Please repeat all of the listing exactly.

=== DATA TO PROCESS ===

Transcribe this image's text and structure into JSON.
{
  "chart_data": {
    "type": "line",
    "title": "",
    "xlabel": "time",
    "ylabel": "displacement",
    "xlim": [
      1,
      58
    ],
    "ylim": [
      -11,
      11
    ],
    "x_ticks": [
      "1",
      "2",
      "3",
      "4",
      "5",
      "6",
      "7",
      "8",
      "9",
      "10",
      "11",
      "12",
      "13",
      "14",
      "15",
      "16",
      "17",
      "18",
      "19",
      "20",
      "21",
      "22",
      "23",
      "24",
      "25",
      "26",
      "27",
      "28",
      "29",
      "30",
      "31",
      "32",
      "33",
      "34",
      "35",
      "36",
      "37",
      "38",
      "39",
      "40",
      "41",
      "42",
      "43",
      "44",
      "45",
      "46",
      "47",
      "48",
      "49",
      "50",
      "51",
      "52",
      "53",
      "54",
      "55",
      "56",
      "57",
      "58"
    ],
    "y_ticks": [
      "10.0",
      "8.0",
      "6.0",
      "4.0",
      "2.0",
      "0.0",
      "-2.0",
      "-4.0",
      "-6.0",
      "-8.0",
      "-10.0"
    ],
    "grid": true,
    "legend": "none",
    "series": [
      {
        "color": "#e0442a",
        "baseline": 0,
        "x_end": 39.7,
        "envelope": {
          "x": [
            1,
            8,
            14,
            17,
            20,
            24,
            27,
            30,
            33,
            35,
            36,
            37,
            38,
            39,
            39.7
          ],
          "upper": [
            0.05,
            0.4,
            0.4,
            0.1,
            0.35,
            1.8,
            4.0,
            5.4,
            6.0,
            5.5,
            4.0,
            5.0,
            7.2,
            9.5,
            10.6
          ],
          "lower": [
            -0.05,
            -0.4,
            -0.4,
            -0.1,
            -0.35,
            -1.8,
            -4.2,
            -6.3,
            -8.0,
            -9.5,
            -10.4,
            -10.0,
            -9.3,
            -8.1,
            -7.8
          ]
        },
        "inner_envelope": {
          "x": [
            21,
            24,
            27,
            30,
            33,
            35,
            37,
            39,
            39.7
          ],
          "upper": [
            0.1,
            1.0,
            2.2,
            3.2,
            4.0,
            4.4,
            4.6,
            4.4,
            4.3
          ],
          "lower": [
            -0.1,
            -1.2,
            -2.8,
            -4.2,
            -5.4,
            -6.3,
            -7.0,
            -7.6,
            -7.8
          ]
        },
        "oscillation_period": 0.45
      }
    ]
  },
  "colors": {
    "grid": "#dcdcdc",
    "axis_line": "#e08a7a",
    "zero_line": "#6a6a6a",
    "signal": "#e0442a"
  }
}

===

**EXERCISE ANSWER**
Transcribe this image's text and structure into JSON.
{
  "chart_data": {
    "type": "line",
    "title": "",
    "xlabel": "time",
    "ylabel": "displacement",
    "xlim": [
      1,
      58
    ],
    "ylim": [
      -11,
      11
    ],
    "x_ticks": [
      "1",
      "2",
      "3",
      "4",
      "5",
      "6",
      "7",
      "8",
      "9",
      "10",
      "11",
      "12",
      "13",
      "14",
      "15",
      "16",
      "17",
      "18",
      "19",
      "20",
      "21",
      "22",
      "23",
      "24",
      "25",
      "26",
      "27",
      "28",
      "29",
      "30",
      "31",
      "32",
      "33",
      "34",
      "35",
      "36",
      "37",
      "38",
      "39",
      "40",
      "41",
      "42",
      "43",
      "44",
      "45",
      "46",
      "47",
      "48",
      "49",
      "50",
      "51",
      "52",
      "53",
      "54",
      "55",
      "56",
      "57",
      "58"
    ],
    "y_ticks": [
      "10.0",
      "8.0",
      "6.0",
      "4.0",
      "2.0",
      "0.0",
      "-2.0",
      "-4.0",
      "-6.0",
      "-8.0",
      "-10.0"
    ],
    "grid": true,
    "legend": "none",
    "series": [
      {
        "color": "#e0442a",
        "baseline": 0,
        "x_end": 39.7,
        "envelope": {
          "x": [
            1,
            8,
            14,
            17,
            20,
            24,
            27,
            30,
            33,
            35,
            36,
            37,
            38,
            39,
            39.7
          ],
          "upper": [
            0.05,
            0.4,
            0.4,
            0.1,
            0.35,
            1.8,
            4.0,
            5.4,
            6.0,
            5.5,
            4.0,
            5.0,
            7.2,
            9.5,
            10.6
          ],
          "lower": [
            -0.05,
            -0.4,
            -0.4,
            -0.1,
            -0.35,
            -1.8,
            -4.2,
            -6.3,
            -8.0,
            -9.5,
            -10.4,
            -10.0,
            -9.3,
            -8.1,
            -7.8
          ]
        },
        "inner_envelope": {
          "x": [
            21,
            24,
            27,
            30,
            33,
            35,
            37,
            39,
            39.7
          ],
          "upper": [
            0.1,
            1.0,
            2.2,
            3.2,
            4.0,
            4.4,
            4.6,
            4.4,
            4.3
          ],
          "lower": [
            -0.1,
            -1.2,
            -2.8,
            -4.2,
            -5.4,
            -6.3,
            -7.0,
            -7.6,
            -7.8
          ]
        },
        "oscillation_period": 0.45
      }
    ]
  },
  "colors": {
    "grid": "#dcdcdc",
    "axis_line": "#e08a7a",
    "zero_line": "#6a6a6a",
    "signal": "#e0442a"
  }
}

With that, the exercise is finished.